[Collected data]:
───

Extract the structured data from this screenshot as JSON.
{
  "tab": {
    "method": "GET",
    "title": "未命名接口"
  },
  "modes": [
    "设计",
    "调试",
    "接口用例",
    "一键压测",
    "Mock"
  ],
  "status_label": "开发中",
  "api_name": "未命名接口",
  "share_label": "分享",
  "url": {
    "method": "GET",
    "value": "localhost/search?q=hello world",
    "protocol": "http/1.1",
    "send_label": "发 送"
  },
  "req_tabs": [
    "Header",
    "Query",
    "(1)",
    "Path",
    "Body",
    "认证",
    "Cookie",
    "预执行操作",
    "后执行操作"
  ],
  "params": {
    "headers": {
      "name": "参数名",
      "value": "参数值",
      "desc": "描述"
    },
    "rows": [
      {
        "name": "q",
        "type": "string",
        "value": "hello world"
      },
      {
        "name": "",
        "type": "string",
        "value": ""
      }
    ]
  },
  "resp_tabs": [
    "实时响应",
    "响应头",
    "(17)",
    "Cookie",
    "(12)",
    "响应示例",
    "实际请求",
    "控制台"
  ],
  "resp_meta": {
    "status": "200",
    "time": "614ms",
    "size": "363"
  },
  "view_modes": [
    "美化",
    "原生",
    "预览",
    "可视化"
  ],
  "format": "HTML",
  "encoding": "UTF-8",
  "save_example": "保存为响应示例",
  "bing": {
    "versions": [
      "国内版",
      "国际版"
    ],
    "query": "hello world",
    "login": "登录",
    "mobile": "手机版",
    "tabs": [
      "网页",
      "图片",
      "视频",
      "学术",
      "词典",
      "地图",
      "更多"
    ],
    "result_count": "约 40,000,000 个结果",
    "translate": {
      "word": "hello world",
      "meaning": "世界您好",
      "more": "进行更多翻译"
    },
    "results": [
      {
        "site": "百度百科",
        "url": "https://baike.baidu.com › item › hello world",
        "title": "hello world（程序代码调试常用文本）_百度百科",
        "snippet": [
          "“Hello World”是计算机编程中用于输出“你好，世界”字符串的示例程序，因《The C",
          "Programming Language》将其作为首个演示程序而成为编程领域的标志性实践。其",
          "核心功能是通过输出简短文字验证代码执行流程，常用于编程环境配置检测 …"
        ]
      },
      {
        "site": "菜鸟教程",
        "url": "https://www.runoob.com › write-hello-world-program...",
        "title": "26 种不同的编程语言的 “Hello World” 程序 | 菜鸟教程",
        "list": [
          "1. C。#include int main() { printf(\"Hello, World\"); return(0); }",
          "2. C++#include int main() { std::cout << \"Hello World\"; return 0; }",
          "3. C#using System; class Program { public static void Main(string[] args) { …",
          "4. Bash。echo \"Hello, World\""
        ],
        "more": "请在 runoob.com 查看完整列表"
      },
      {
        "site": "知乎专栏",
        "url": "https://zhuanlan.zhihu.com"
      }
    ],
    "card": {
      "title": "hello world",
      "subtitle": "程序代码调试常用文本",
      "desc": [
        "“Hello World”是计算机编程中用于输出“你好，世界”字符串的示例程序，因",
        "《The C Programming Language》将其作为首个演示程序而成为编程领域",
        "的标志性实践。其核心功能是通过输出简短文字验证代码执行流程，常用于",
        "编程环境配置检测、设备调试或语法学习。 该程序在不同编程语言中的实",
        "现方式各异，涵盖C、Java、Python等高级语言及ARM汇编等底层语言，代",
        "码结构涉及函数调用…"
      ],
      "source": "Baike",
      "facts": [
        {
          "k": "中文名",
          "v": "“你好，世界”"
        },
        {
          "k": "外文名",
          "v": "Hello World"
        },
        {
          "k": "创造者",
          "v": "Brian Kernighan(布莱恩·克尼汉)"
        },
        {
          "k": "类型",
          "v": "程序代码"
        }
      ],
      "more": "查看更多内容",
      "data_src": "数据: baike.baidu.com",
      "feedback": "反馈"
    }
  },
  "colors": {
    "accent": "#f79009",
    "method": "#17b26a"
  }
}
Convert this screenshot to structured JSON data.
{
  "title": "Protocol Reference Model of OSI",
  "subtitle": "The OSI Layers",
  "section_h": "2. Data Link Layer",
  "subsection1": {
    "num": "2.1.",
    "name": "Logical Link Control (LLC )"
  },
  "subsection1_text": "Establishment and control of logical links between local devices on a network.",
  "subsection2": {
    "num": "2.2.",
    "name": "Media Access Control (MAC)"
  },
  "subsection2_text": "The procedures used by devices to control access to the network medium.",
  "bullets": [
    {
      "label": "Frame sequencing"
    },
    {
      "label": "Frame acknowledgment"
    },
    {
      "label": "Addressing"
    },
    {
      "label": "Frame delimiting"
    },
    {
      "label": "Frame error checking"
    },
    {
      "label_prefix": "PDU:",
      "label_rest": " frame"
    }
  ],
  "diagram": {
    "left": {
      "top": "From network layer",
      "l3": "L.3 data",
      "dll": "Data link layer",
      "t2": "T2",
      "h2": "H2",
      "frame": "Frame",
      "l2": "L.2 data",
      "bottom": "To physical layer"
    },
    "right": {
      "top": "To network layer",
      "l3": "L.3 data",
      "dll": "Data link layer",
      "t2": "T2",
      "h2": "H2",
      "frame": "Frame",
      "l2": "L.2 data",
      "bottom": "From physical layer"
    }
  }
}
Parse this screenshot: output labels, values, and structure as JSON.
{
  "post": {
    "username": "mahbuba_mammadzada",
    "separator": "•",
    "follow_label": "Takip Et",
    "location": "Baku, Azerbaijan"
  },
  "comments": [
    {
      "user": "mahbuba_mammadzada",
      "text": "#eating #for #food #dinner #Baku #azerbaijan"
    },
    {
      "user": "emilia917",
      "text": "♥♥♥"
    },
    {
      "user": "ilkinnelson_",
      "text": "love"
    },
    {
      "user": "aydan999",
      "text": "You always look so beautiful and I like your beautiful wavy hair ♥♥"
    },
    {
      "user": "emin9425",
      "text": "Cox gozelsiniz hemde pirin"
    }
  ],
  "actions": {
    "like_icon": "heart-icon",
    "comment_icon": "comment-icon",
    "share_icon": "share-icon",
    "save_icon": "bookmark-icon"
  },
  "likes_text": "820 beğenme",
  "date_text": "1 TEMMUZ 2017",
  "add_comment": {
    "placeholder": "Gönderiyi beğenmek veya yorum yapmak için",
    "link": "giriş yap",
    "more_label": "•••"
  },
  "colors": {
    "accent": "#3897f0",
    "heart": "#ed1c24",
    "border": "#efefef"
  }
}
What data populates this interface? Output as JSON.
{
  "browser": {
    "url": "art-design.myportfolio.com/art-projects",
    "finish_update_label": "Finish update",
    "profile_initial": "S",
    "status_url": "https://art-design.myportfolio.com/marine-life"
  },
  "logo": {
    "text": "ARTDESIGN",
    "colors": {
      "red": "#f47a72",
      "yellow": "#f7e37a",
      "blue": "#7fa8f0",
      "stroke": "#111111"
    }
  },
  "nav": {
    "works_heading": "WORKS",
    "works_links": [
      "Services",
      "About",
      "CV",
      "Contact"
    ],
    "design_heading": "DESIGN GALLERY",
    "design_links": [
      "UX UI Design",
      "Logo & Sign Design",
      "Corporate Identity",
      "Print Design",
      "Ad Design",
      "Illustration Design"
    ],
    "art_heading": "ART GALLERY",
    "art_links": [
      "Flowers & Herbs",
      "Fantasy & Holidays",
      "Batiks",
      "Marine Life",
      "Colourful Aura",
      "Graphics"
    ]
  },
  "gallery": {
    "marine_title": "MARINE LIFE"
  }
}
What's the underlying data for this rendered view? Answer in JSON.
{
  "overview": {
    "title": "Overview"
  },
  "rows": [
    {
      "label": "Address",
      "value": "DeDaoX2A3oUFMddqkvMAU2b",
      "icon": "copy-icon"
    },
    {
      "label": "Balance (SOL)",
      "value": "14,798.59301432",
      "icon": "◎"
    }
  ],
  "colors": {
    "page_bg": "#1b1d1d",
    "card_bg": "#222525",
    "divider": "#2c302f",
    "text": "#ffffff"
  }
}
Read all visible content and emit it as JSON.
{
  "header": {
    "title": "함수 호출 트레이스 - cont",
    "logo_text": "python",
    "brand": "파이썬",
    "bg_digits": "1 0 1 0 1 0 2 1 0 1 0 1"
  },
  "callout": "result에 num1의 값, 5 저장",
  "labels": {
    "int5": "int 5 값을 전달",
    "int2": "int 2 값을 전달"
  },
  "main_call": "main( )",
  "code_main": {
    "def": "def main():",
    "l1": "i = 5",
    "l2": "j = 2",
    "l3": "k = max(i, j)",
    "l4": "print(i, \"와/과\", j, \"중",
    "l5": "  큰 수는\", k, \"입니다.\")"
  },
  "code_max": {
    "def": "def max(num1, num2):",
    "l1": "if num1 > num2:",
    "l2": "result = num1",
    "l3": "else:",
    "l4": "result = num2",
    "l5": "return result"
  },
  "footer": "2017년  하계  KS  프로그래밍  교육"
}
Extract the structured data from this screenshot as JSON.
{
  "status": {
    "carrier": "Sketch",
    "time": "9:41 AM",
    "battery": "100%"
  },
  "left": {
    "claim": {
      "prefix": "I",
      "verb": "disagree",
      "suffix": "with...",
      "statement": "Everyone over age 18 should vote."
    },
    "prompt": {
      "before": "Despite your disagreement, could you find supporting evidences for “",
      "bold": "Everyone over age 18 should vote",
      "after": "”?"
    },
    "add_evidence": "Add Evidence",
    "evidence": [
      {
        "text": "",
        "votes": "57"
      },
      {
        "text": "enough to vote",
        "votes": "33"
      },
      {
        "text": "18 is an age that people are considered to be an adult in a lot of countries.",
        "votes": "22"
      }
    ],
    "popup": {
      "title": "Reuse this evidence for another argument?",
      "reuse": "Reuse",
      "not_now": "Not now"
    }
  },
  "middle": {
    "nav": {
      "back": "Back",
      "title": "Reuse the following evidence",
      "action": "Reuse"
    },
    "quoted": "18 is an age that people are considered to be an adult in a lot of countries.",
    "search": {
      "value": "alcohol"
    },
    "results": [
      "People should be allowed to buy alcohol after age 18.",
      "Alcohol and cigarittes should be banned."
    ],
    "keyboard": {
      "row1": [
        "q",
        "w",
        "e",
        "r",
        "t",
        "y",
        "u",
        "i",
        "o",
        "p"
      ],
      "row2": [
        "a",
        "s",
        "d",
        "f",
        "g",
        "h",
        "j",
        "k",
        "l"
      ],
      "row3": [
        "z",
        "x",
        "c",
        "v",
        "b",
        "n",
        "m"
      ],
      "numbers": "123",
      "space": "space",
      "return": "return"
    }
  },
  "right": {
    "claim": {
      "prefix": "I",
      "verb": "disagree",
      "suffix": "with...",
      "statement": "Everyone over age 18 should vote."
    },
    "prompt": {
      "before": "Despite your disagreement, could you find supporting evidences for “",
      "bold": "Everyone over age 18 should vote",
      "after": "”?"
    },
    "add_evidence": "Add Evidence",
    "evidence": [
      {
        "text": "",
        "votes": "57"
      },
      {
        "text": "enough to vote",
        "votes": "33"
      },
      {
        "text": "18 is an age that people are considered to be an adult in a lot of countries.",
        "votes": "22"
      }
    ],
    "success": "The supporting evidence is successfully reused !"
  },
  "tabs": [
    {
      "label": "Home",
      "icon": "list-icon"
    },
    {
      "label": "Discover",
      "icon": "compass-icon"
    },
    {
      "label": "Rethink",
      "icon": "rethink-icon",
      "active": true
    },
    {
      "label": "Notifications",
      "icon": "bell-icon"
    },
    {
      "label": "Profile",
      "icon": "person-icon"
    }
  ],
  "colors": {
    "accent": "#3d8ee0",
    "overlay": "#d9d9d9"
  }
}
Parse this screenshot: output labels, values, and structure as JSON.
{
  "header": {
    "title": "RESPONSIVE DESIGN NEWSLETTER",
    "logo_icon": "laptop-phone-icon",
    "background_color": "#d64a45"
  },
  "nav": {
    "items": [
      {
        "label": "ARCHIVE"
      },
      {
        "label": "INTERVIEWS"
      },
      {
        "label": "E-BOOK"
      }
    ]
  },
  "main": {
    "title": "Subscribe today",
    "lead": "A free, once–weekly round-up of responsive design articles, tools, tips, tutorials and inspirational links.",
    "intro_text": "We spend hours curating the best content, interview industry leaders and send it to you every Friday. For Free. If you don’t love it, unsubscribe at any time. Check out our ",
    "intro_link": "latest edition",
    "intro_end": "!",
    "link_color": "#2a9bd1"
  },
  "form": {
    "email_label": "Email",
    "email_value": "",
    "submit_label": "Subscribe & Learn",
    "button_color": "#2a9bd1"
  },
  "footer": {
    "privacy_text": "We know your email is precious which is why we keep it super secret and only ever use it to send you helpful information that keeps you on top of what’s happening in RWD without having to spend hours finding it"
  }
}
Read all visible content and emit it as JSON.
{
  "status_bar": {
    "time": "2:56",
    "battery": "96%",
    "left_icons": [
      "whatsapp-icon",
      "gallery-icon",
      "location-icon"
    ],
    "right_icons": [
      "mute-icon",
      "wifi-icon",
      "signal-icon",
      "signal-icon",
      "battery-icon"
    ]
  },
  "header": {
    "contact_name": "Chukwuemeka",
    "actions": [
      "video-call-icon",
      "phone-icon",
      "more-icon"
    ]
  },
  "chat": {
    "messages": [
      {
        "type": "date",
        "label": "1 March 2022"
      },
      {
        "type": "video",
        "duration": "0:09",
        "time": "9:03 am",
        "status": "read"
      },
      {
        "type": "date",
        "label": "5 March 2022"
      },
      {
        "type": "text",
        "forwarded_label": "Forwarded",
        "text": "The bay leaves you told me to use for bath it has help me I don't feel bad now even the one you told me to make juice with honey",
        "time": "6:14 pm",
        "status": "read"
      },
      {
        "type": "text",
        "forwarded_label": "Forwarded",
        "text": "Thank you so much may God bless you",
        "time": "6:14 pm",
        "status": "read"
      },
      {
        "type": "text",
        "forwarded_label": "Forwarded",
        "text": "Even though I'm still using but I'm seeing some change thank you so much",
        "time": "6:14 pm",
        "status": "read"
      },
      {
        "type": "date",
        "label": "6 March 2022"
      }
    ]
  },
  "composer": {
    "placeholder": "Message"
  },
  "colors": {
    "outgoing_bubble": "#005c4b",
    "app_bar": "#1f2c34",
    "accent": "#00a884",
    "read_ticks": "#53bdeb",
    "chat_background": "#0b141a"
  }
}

───

[What you should do]: Search the listing for the word "placeholder" and return each line that holds it.

[Result for this exercise]:
    "placeholder": "Gönderiyi beğenmek veya yorum yapmak için",
    "placeholder": "Message"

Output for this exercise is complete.